> What to work on:
Make an exact copy of the entries below.
####################
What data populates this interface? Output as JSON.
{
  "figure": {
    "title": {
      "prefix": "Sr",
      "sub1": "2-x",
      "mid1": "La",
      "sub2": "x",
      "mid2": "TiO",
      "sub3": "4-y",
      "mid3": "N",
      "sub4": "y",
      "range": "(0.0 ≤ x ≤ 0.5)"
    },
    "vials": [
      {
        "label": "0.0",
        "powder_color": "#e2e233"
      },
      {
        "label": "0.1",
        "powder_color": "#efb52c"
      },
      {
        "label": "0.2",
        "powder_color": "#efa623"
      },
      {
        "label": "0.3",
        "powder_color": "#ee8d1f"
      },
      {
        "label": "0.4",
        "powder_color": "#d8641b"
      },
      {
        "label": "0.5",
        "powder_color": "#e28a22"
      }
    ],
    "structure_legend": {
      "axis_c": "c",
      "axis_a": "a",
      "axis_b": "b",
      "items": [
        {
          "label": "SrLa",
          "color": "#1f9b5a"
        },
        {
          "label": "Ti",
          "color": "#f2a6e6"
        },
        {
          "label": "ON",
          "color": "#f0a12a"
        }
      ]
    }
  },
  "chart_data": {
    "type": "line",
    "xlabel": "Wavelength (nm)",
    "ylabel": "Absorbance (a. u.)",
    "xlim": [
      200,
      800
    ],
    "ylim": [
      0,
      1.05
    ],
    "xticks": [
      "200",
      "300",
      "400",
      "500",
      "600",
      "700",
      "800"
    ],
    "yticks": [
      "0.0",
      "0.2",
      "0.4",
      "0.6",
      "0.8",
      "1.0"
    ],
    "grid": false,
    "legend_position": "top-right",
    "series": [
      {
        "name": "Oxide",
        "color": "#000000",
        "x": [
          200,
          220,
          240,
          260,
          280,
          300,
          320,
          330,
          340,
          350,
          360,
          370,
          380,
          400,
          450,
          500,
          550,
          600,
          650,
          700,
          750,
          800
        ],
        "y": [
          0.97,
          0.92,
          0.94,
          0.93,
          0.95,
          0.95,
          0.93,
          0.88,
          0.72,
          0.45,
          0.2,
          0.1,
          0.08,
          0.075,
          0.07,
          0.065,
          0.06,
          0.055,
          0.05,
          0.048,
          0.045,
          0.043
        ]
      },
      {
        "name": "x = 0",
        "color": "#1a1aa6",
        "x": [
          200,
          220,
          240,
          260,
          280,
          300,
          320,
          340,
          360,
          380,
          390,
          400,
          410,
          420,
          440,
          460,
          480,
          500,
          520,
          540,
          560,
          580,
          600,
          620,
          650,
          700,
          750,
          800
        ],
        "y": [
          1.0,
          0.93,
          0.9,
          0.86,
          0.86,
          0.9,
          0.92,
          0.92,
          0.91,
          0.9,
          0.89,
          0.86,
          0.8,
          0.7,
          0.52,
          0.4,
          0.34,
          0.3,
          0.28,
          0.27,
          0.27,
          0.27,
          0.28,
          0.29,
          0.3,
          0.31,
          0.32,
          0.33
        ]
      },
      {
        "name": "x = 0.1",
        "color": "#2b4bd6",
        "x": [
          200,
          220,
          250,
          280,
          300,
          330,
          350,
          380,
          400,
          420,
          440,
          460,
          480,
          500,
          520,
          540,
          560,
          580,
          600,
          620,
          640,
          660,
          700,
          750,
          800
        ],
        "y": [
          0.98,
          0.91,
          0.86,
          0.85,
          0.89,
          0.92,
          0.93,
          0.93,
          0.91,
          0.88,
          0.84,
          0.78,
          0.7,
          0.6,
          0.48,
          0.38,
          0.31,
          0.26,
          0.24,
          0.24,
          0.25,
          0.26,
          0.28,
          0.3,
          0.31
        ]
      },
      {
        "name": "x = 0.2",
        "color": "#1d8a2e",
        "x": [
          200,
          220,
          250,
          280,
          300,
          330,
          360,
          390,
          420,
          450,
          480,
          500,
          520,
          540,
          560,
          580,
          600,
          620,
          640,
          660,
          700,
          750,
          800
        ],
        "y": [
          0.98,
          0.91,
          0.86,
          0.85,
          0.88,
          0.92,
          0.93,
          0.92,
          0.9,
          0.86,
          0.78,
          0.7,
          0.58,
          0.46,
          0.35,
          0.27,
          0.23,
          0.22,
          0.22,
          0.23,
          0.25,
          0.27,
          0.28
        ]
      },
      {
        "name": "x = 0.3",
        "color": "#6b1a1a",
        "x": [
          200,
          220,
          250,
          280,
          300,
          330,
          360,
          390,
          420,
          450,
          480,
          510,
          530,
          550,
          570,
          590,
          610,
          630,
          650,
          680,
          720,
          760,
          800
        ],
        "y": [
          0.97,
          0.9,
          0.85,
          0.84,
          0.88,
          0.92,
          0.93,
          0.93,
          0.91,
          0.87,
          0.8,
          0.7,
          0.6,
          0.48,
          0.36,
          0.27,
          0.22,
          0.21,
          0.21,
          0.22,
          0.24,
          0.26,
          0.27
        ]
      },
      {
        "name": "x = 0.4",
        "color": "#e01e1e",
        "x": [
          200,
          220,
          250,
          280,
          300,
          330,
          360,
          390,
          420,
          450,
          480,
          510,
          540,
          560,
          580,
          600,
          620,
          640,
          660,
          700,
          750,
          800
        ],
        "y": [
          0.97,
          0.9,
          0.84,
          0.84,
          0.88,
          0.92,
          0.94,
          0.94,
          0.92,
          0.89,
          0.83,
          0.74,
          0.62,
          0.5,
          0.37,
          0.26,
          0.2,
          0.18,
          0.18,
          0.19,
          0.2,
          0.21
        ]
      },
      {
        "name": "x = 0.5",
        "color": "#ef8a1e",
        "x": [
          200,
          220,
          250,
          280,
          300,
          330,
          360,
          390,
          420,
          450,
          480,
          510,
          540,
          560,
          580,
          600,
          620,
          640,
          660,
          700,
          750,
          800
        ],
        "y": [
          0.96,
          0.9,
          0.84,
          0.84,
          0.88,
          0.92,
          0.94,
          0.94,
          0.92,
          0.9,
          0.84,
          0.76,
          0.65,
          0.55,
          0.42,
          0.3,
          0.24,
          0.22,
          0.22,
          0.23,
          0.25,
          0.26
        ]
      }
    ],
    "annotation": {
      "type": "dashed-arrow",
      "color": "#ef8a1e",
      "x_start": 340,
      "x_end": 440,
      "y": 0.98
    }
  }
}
####################
> Solution to this task:
What data populates this interface? Output as JSON.
{
  "figure": {
    "title": {
      "prefix": "Sr",
      "sub1": "2-x",
      "mid1": "La",
      "sub2": "x",
      "mid2": "TiO",
      "sub3": "4-y",
      "mid3": "N",
      "sub4": "y",
      "range": "(0.0 ≤ x ≤ 0.5)"
    },
    "vials": [
      {
        "label": "0.0",
        "powder_color": "#e2e233"
      },
      {
        "label": "0.1",
        "powder_color": "#efb52c"
      },
      {
        "label": "0.2",
        "powder_color": "#efa623"
      },
      {
        "label": "0.3",
        "powder_color": "#ee8d1f"
      },
      {
        "label": "0.4",
        "powder_color": "#d8641b"
      },
      {
        "label": "0.5",
        "powder_color": "#e28a22"
      }
    ],
    "structure_legend": {
      "axis_c": "c",
      "axis_a": "a",
      "axis_b": "b",
      "items": [
        {
          "label": "SrLa",
          "color": "#1f9b5a"
        },
        {
          "label": "Ti",
          "color": "#f2a6e6"
        },
        {
          "label": "ON",
          "color": "#f0a12a"
        }
      ]
    }
  },
  "chart_data": {
    "type": "line",
    "xlabel": "Wavelength (nm)",
    "ylabel": "Absorbance (a. u.)",
    "xlim": [
      200,
      800
    ],
    "ylim": [
      0,
      1.05
    ],
    "xticks": [
      "200",
      "300",
      "400",
      "500",
      "600",
      "700",
      "800"
    ],
    "yticks": [
      "0.0",
      "0.2",
      "0.4",
      "0.6",
      "0.8",
      "1.0"
    ],
    "grid": false,
    "legend_position": "top-right",
    "series": [
      {
        "name": "Oxide",
        "color": "#000000",
        "x": [
          200,
          220,
          240,
          260,
          280,
          300,
          320,
          330,
          340,
          350,
          360,
          370,
          380,
          400,
          450,
          500,
          550,
          600,
          650,
          700,
          750,
          800
        ],
        "y": [
          0.97,
          0.92,
          0.94,
          0.93,
          0.95,
          0.95,
          0.93,
          0.88,
          0.72,
          0.45,
          0.2,
          0.1,
          0.08,
          0.075,
          0.07,
          0.065,
          0.06,
          0.055,
          0.05,
          0.048,
          0.045,
          0.043
        ]
      },
      {
        "name": "x = 0",
        "color": "#1a1aa6",
        "x": [
          200,
          220,
          240,
          260,
          280,
          300,
          320,
          340,
          360,
          380,
          390,
          400,
          410,
          420,
          440,
          460,
          480,
          500,
          520,
          540,
          560,
          580,
          600,
          620,
          650,
          700,
          750,
          800
        ],
        "y": [
          1.0,
          0.93,
          0.9,
          0.86,
          0.86,
          0.9,
          0.92,
          0.92,
          0.91,
          0.9,
          0.89,
          0.86,
          0.8,
          0.7,
          0.52,
          0.4,
          0.34,
          0.3,
          0.28,
          0.27,
          0.27,
          0.27,
          0.28,
          0.29,
          0.3,
          0.31,
          0.32,
          0.33
        ]
      },
      {
        "name": "x = 0.1",
        "color": "#2b4bd6",
        "x": [
          200,
          220,
          250,
          280,
          300,
          330,
          350,
          380,
          400,
          420,
          440,
          460,
          480,
          500,
          520,
          540,
          560,
          580,
          600,
          620,
          640,
          660,
          700,
          750,
          800
        ],
        "y": [
          0.98,
          0.91,
          0.86,
          0.85,
          0.89,
          0.92,
          0.93,
          0.93,
          0.91,
          0.88,
          0.84,
          0.78,
          0.7,
          0.6,
          0.48,
          0.38,
          0.31,
          0.26,
          0.24,
          0.24,
          0.25,
          0.26,
          0.28,
          0.3,
          0.31
        ]
      },
      {
        "name": "x = 0.2",
        "color": "#1d8a2e",
        "x": [
          200,
          220,
          250,
          280,
          300,
          330,
          360,
          390,
          420,
          450,
          480,
          500,
          520,
          540,
          560,
          580,
          600,
          620,
          640,
          660,
          700,
          750,
          800
        ],
        "y": [
          0.98,
          0.91,
          0.86,
          0.85,
          0.88,
          0.92,
          0.93,
          0.92,
          0.9,
          0.86,
          0.78,
          0.7,
          0.58,
          0.46,
          0.35,
          0.27,
          0.23,
          0.22,
          0.22,
          0.23,
          0.25,
          0.27,
          0.28
        ]
      },
      {
        "name": "x = 0.3",
        "color": "#6b1a1a",
        "x": [
          200,
          220,
          250,
          280,
          300,
          330,
          360,
          390,
          420,
          450,
          480,
          510,
          530,
          550,
          570,
          590,
          610,
          630,
          650,
          680,
          720,
          760,
          800
        ],
        "y": [
          0.97,
          0.9,
          0.85,
          0.84,
          0.88,
          0.92,
          0.93,
          0.93,
          0.91,
          0.87,
          0.8,
          0.7,
          0.6,
          0.48,
          0.36,
          0.27,
          0.22,
          0.21,
          0.21,
          0.22,
          0.24,
          0.26,
          0.27
        ]
      },
      {
        "name": "x = 0.4",
        "color": "#e01e1e",
        "x": [
          200,
          220,
          250,
          280,
          300,
          330,
          360,
          390,
          420,
          450,
          480,
          510,
          540,
          560,
          580,
          600,
          620,
          640,
          660,
          700,
          750,
          800
        ],
        "y": [
          0.97,
          0.9,
          0.84,
          0.84,
          0.88,
          0.92,
          0.94,
          0.94,
          0.92,
          0.89,
          0.83,
          0.74,
          0.62,
          0.5,
          0.37,
          0.26,
          0.2,
          0.18,
          0.18,
          0.19,
          0.2,
          0.21
        ]
      },
      {
        "name": "x = 0.5",
        "color": "#ef8a1e",
        "x": [
          200,
          220,
          250,
          280,
          300,
          330,
          360,
          390,
          420,
          450,
          480,
          510,
          540,
          560,
          580,
          600,
          620,
          640,
          660,
          700,
          750,
          800
        ],
        "y": [
          0.96,
          0.9,
          0.84,
          0.84,
          0.88,
          0.92,
          0.94,
          0.94,
          0.92,
          0.9,
          0.84,
          0.76,
          0.65,
          0.55,
          0.42,
          0.3,
          0.24,
          0.22,
          0.22,
          0.23,
          0.25,
          0.26
        ]
      }
    ],
    "annotation": {
      "type": "dashed-arrow",
      "color": "#ef8a1e",
      "x_start": 340,
      "x_end": 440,
      "y": 0.98
    }
  }
}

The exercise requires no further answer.